▶ [Exercise data]
════

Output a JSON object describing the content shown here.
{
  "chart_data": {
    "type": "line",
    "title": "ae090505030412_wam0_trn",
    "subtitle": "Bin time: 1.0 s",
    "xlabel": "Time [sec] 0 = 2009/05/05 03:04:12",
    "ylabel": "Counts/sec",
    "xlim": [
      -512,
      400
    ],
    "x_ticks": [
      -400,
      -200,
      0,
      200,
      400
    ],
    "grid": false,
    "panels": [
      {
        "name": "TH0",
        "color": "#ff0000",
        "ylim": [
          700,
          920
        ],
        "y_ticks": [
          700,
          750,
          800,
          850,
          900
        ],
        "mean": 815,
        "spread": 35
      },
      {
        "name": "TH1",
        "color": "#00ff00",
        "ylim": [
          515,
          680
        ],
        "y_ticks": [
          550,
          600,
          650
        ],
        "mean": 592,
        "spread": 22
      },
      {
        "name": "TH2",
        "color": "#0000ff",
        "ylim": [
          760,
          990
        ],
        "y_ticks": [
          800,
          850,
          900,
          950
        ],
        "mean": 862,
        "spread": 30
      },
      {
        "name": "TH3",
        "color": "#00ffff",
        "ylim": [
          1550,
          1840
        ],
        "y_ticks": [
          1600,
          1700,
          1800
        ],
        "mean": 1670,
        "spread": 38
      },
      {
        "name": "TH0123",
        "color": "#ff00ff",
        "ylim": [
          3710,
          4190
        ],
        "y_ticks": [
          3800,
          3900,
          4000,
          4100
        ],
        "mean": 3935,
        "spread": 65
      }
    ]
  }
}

════

▶ [What is needed] Write out each line of the data above again, exactly as given.

▶ [Answer to this task]
Output a JSON object describing the content shown here.
{
  "chart_data": {
    "type": "line",
    "title": "ae090505030412_wam0_trn",
    "subtitle": "Bin time: 1.0 s",
    "xlabel": "Time [sec] 0 = 2009/05/05 03:04:12",
    "ylabel": "Counts/sec",
    "xlim": [
      -512,
      400
    ],
    "x_ticks": [
      -400,
      -200,
      0,
      200,
      400
    ],
    "grid": false,
    "panels": [
      {
        "name": "TH0",
        "color": "#ff0000",
        "ylim": [
          700,
          920
        ],
        "y_ticks": [
          700,
          750,
          800,
          850,
          900
        ],
        "mean": 815,
        "spread": 35
      },
      {
        "name": "TH1",
        "color": "#00ff00",
        "ylim": [
          515,
          680
        ],
        "y_ticks": [
          550,
          600,
          650
        ],
        "mean": 592,
        "spread": 22
      },
      {
        "name": "TH2",
        "color": "#0000ff",
        "ylim": [
          760,
          990
        ],
        "y_ticks": [
          800,
          850,
          900,
          950
        ],
        "mean": 862,
        "spread": 30
      },
      {
        "name": "TH3",
        "color": "#00ffff",
        "ylim": [
          1550,
          1840
        ],
        "y_ticks": [
          1600,
          1700,
          1800
        ],
        "mean": 1670,
        "spread": 38
      },
      {
        "name": "TH0123",
        "color": "#ff00ff",
        "ylim": [
          3710,
          4190
        ],
        "y_ticks": [
          3800,
          3900,
          4000,
          4100
        ],
        "mean": 3935,
        "spread": 65
      }
    ]
  }
}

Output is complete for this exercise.